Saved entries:
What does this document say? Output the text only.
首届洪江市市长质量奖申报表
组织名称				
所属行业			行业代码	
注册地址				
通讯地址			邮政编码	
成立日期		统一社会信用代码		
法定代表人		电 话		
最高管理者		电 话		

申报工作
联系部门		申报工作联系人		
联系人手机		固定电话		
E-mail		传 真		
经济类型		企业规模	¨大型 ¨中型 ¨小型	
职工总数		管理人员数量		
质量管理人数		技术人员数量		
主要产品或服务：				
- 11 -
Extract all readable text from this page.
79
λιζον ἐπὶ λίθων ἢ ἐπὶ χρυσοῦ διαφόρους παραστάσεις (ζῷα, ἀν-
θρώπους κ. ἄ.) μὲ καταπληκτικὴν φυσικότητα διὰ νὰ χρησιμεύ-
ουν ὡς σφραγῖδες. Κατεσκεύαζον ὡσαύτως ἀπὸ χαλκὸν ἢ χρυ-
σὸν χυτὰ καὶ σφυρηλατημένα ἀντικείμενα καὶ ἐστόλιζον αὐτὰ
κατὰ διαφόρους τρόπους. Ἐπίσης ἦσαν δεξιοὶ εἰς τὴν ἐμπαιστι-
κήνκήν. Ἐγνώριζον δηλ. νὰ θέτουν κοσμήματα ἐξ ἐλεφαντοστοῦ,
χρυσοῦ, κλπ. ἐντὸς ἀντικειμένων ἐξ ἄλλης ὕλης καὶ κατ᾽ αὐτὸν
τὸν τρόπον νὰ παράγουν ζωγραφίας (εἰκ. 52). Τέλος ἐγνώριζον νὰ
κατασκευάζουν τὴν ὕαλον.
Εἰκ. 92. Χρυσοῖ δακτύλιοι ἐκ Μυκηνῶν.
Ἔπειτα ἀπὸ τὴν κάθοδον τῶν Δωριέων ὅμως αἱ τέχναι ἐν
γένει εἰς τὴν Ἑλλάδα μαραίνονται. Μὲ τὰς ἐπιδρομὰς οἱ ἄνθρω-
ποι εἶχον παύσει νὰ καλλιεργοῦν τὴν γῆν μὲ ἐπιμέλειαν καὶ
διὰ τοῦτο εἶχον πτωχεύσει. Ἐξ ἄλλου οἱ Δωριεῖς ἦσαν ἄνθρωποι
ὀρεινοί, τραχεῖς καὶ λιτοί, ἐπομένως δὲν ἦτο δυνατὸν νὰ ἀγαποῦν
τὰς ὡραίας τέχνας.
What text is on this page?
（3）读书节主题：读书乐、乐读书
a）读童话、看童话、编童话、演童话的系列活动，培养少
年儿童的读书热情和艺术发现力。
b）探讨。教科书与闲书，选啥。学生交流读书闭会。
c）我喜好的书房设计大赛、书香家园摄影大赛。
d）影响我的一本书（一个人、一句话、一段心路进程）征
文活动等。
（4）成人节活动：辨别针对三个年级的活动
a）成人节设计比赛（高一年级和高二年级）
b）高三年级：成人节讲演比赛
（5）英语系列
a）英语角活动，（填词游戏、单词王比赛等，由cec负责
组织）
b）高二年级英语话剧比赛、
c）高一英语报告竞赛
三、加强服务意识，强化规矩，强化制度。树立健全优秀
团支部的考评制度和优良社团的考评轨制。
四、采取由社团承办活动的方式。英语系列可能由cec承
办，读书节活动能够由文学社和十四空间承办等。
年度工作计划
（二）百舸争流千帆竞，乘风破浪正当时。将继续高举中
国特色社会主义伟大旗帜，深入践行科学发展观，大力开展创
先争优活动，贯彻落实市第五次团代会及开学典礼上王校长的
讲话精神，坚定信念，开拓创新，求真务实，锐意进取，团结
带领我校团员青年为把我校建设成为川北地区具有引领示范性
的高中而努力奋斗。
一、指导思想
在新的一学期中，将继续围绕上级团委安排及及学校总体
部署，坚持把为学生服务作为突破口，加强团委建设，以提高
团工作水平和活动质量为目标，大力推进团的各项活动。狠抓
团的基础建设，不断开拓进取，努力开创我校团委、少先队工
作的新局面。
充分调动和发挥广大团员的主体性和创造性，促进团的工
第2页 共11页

Problem to solve: From the data above, extract every line in its exact form.

Problem solution:
What does this document say? Output the text only.
首届洪江市市长质量奖申报表
组织名称				
所属行业			行业代码	
注册地址				
通讯地址			邮政编码	
成立日期		统一社会信用代码		
法定代表人		电 话		
最高管理者		电 话		

申报工作
联系部门		申报工作联系人		
联系人手机		固定电话		
E-mail		传 真		
经济类型		企业规模	¨大型 ¨中型 ¨小型	
职工总数		管理人员数量		
质量管理人数		技术人员数量		
主要产品或服务：				
- 11 -
Extract all readable text from this page.
79
λιζον ἐπὶ λίθων ἢ ἐπὶ χρυσοῦ διαφόρους παραστάσεις (ζῷα, ἀν-
θρώπους κ. ἄ.) μὲ καταπληκτικὴν φυσικότητα διὰ νὰ χρησιμεύ-
ουν ὡς σφραγῖδες. Κατεσκεύαζον ὡσαύτως ἀπὸ χαλκὸν ἢ χρυ-
σὸν χυτὰ καὶ σφυρηλατημένα ἀντικείμενα καὶ ἐστόλιζον αὐτὰ
κατὰ διαφόρους τρόπους. Ἐπίσης ἦσαν δεξιοὶ εἰς τὴν ἐμπαιστι-
κήνκήν. Ἐγνώριζον δηλ. νὰ θέτουν κοσμήματα ἐξ ἐλεφαντοστοῦ,
χρυσοῦ, κλπ. ἐντὸς ἀντικειμένων ἐξ ἄλλης ὕλης καὶ κατ᾽ αὐτὸν
τὸν τρόπον νὰ παράγουν ζωγραφίας (εἰκ. 52). Τέλος ἐγνώριζον νὰ
κατασκευάζουν τὴν ὕαλον.
Εἰκ. 92. Χρυσοῖ δακτύλιοι ἐκ Μυκηνῶν.
Ἔπειτα ἀπὸ τὴν κάθοδον τῶν Δωριέων ὅμως αἱ τέχναι ἐν
γένει εἰς τὴν Ἑλλάδα μαραίνονται. Μὲ τὰς ἐπιδρομὰς οἱ ἄνθρω-
ποι εἶχον παύσει νὰ καλλιεργοῦν τὴν γῆν μὲ ἐπιμέλειαν καὶ
διὰ τοῦτο εἶχον πτωχεύσει. Ἐξ ἄλλου οἱ Δωριεῖς ἦσαν ἄνθρωποι
ὀρεινοί, τραχεῖς καὶ λιτοί, ἐπομένως δὲν ἦτο δυνατὸν νὰ ἀγαποῦν
τὰς ὡραίας τέχνας.
What text is on this page?
（3）读书节主题：读书乐、乐读书
a）读童话、看童话、编童话、演童话的系列活动，培养少
年儿童的读书热情和艺术发现力。
b）探讨。教科书与闲书，选啥。学生交流读书闭会。
c）我喜好的书房设计大赛、书香家园摄影大赛。
d）影响我的一本书（一个人、一句话、一段心路进程）征
文活动等。
（4）成人节活动：辨别针对三个年级的活动
a）成人节设计比赛（高一年级和高二年级）
b）高三年级：成人节讲演比赛
（5）英语系列
a）英语角活动，（填词游戏、单词王比赛等，由cec负责
组织）
b）高二年级英语话剧比赛、
c）高一英语报告竞赛
三、加强服务意识，强化规矩，强化制度。树立健全优秀
团支部的考评制度和优良社团的考评轨制。
四、采取由社团承办活动的方式。英语系列可能由cec承
办，读书节活动能够由文学社和十四空间承办等。
年度工作计划
（二）百舸争流千帆竞，乘风破浪正当时。将继续高举中
国特色社会主义伟大旗帜，深入践行科学发展观，大力开展创
先争优活动，贯彻落实市第五次团代会及开学典礼上王校长的
讲话精神，坚定信念，开拓创新，求真务实，锐意进取，团结
带领我校团员青年为把我校建设成为川北地区具有引领示范性
的高中而努力奋斗。
一、指导思想
在新的一学期中，将继续围绕上级团委安排及及学校总体
部署，坚持把为学生服务作为突破口，加强团委建设，以提高
团工作水平和活动质量为目标，大力推进团的各项活动。狠抓
团的基础建设，不断开拓进取，努力开创我校团委、少先队工
作的新局面。
充分调动和发挥广大团员的主体性和创造性，促进团的工
第2页 共11页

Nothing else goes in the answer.